- **Dataset rows**
============================================================
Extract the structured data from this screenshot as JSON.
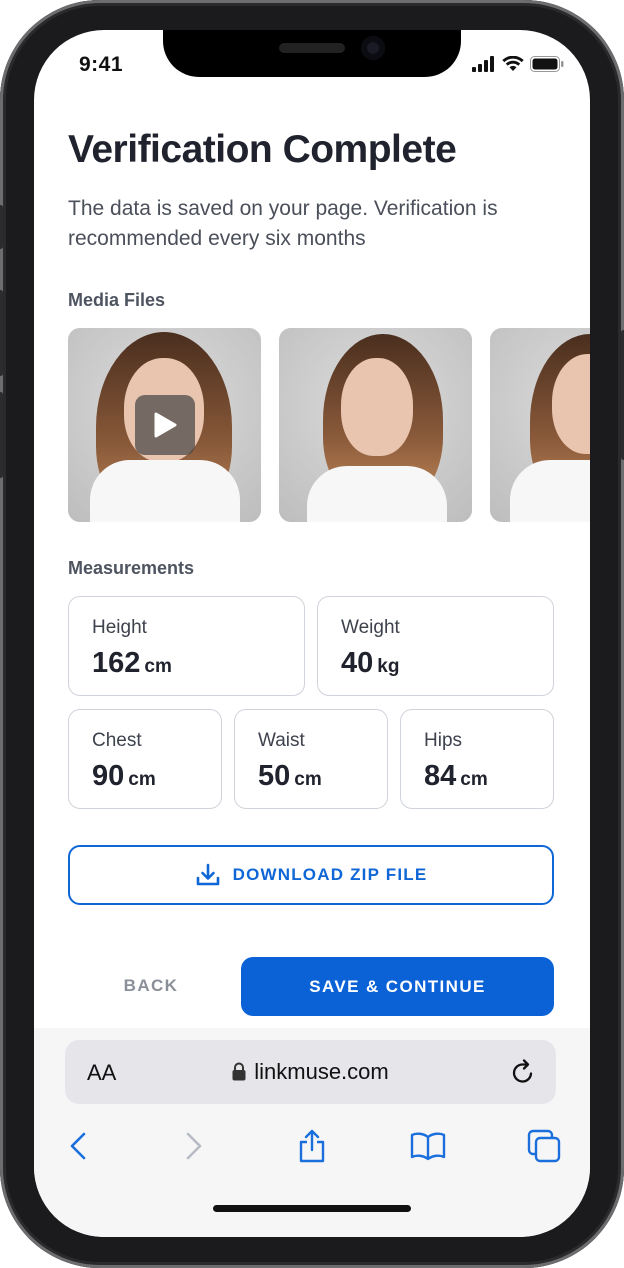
{
  "status_bar": {
    "time": "9:41"
  },
  "page": {
    "title": "Verification Complete",
    "subtitle": "The data is saved on your page. Verification is recommended every six months"
  },
  "media": {
    "label": "Media Files",
    "items": [
      {
        "type": "video",
        "icon": "play-icon"
      },
      {
        "type": "photo"
      },
      {
        "type": "photo"
      }
    ]
  },
  "measurements": {
    "label": "Measurements",
    "height": {
      "label": "Height",
      "value": "162",
      "unit": "cm"
    },
    "weight": {
      "label": "Weight",
      "value": "40",
      "unit": "kg"
    },
    "chest": {
      "label": "Chest",
      "value": "90",
      "unit": "cm"
    },
    "waist": {
      "label": "Waist",
      "value": "50",
      "unit": "cm"
    },
    "hips": {
      "label": "Hips",
      "value": "84",
      "unit": "cm"
    }
  },
  "actions": {
    "download_label": "DOWNLOAD ZIP FILE",
    "back_label": "BACK",
    "continue_label": "SAVE & CONTINUE"
  },
  "browser": {
    "text_size_label": "AA",
    "url": "linkmuse.com",
    "toolbar": [
      "back-icon",
      "forward-icon",
      "share-icon",
      "bookmarks-icon",
      "tabs-icon"
    ]
  },
  "colors": {
    "accent": "#0b62d6",
    "text_primary": "#20232d",
    "text_secondary": "#4a4f5a",
    "card_border": "#cfd3da",
    "disabled": "#b7bcc4"
  }
}
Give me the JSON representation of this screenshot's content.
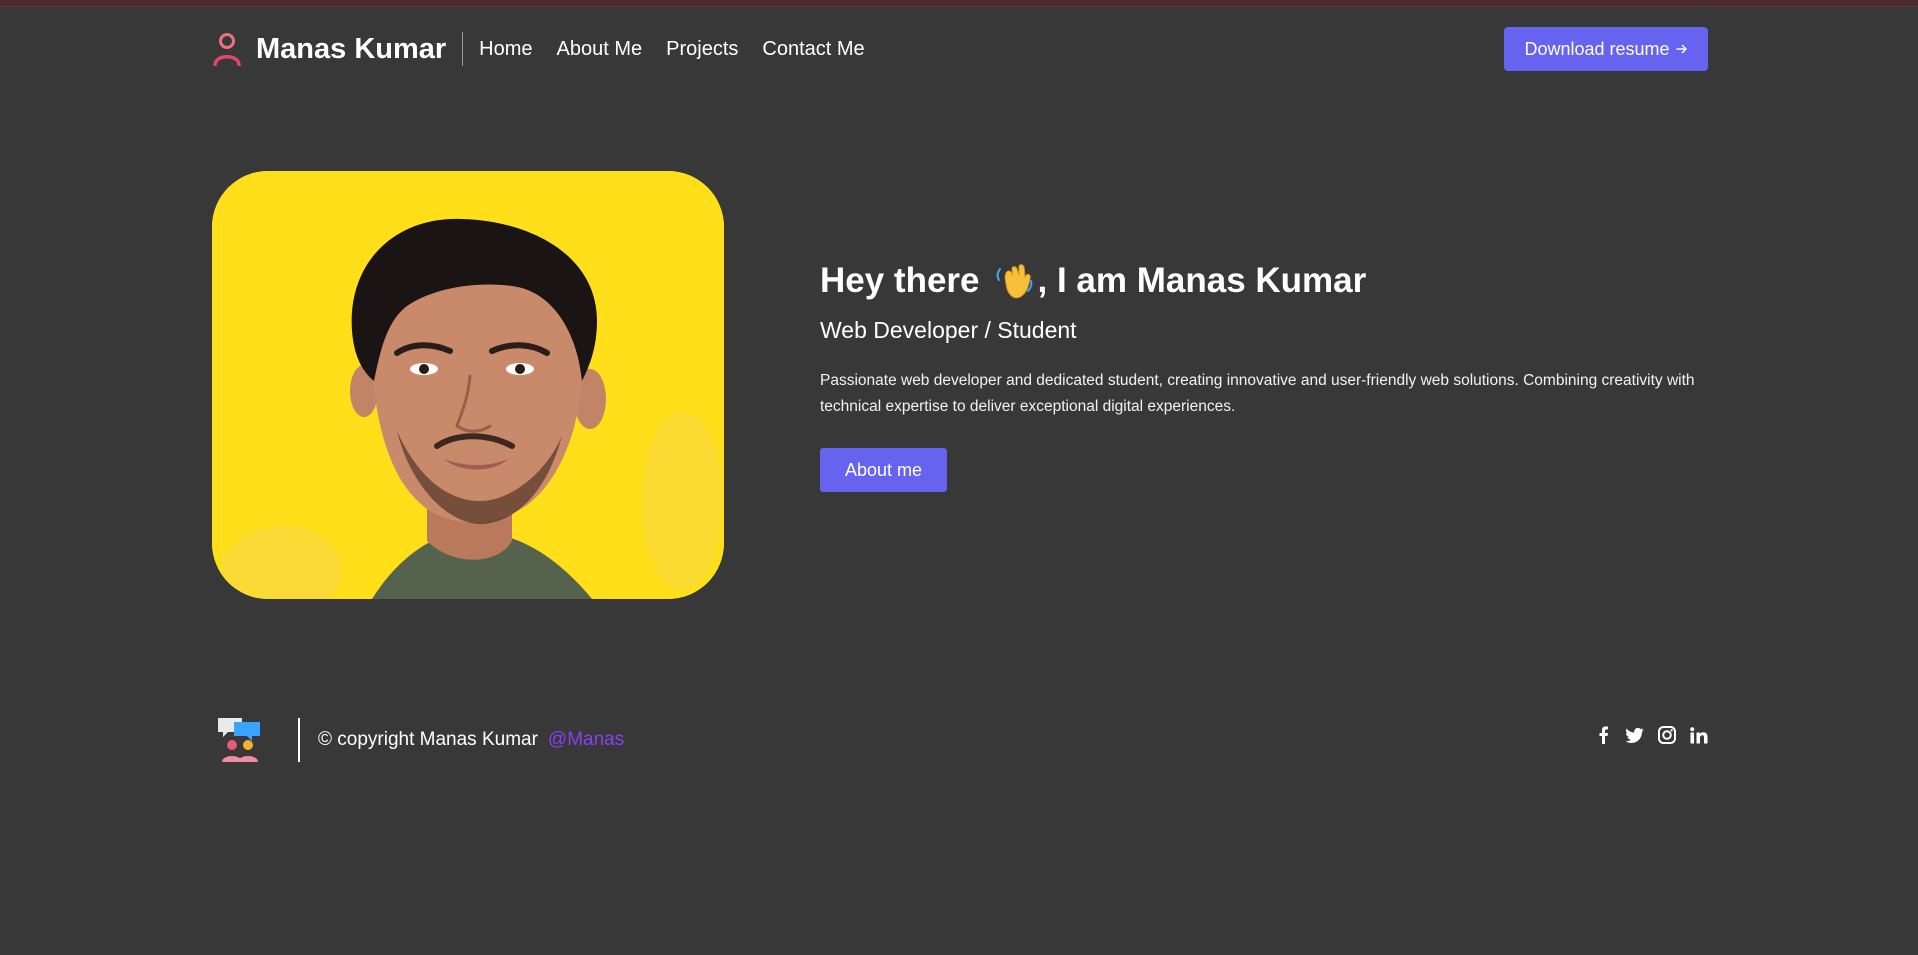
{
  "header": {
    "brand_name": "Manas Kumar",
    "brand_icon": "user-icon",
    "nav": [
      {
        "label": "Home"
      },
      {
        "label": "About Me"
      },
      {
        "label": "Projects"
      },
      {
        "label": "Contact Me"
      }
    ],
    "download_label": "Download resume",
    "download_icon": "arrow-right-icon"
  },
  "hero": {
    "title_before": "Hey there",
    "title_icon": "waving-hand-icon",
    "title_after": ", I am Manas Kumar",
    "subtitle": "Web Developer / Student",
    "description": "Passionate web developer and dedicated student, creating innovative and user-friendly web solutions. Combining creativity with technical expertise to deliver exceptional digital experiences.",
    "cta_label": "About me",
    "photo_icon": "profile-photo"
  },
  "footer": {
    "logo_icon": "chat-people-icon",
    "copyright": "© copyright Manas Kumar",
    "handle": "@Manas",
    "socials": [
      "facebook-icon",
      "twitter-icon",
      "instagram-icon",
      "linkedin-icon"
    ]
  },
  "colors": {
    "background": "#383838",
    "accent": "#6563f0",
    "handle": "#8a3ff0",
    "photo_bg": "#ffdf1a"
  }
}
============================================================
- **What you should do**
Copy the data character for character, but drop all pictures from the copy.

- **Expected answer**
Extract the structured data from this screenshot as JSON.
{
  "status_bar": {
    "time": "9:41"
  },
  "page": {
    "title": "Verification Complete",
    "subtitle": "The data is saved on your page. Verification is recommended every six months"
  },
  "media": {
    "label": "Media Files",
    "items": [
      {
        "type": "video",
        "icon": "play-icon"
      },
      {
        "type": "photo"
      },
      {
        "type": "photo"
      }
    ]
  },
  "measurements": {
    "label": "Measurements",
    "height": {
      "label": "Height",
      "value": "162",
      "unit": "cm"
    },
    "weight": {
      "label": "Weight",
      "value": "40",
      "unit": "kg"
    },
    "chest": {
      "label": "Chest",
      "value": "90",
      "unit": "cm"
    },
    "waist": {
      "label": "Waist",
      "value": "50",
      "unit": "cm"
    },
    "hips": {
      "label": "Hips",
      "value": "84",
      "unit": "cm"
    }
  },
  "actions": {
    "download_label": "DOWNLOAD ZIP FILE",
    "back_label": "BACK",
    "continue_label": "SAVE & CONTINUE"
  },
  "browser": {
    "text_size_label": "AA",
    "url": "linkmuse.com",
    "toolbar": [
      "back-icon",
      "forward-icon",
      "share-icon",
      "bookmarks-icon",
      "tabs-icon"
    ]
  },
  "colors": {
    "accent": "#0b62d6",
    "text_primary": "#20232d",
    "text_secondary": "#4a4f5a",
    "card_border": "#cfd3da",
    "disabled": "#b7bcc4"
  }
}
Give me the JSON representation of this screenshot's content.
{
  "header": {
    "brand_name": "Manas Kumar",
    "brand_icon": "user-icon",
    "nav": [
      {
        "label": "Home"
      },
      {
        "label": "About Me"
      },
      {
        "label": "Projects"
      },
      {
        "label": "Contact Me"
      }
    ],
    "download_label": "Download resume",
    "download_icon": "arrow-right-icon"
  },
  "hero": {
    "title_before": "Hey there",
    "title_icon": "waving-hand-icon",
    "title_after": ", I am Manas Kumar",
    "subtitle": "Web Developer / Student",
    "description": "Passionate web developer and dedicated student, creating innovative and user-friendly web solutions. Combining creativity with technical expertise to deliver exceptional digital experiences.",
    "cta_label": "About me",
    "photo_icon": "profile-photo"
  },
  "footer": {
    "logo_icon": "chat-people-icon",
    "copyright": "© copyright Manas Kumar",
    "handle": "@Manas",
    "socials": [
      "facebook-icon",
      "twitter-icon",
      "instagram-icon",
      "linkedin-icon"
    ]
  },
  "colors": {
    "background": "#383838",
    "accent": "#6563f0",
    "handle": "#8a3ff0",
    "photo_bg": "#ffdf1a"
  }
}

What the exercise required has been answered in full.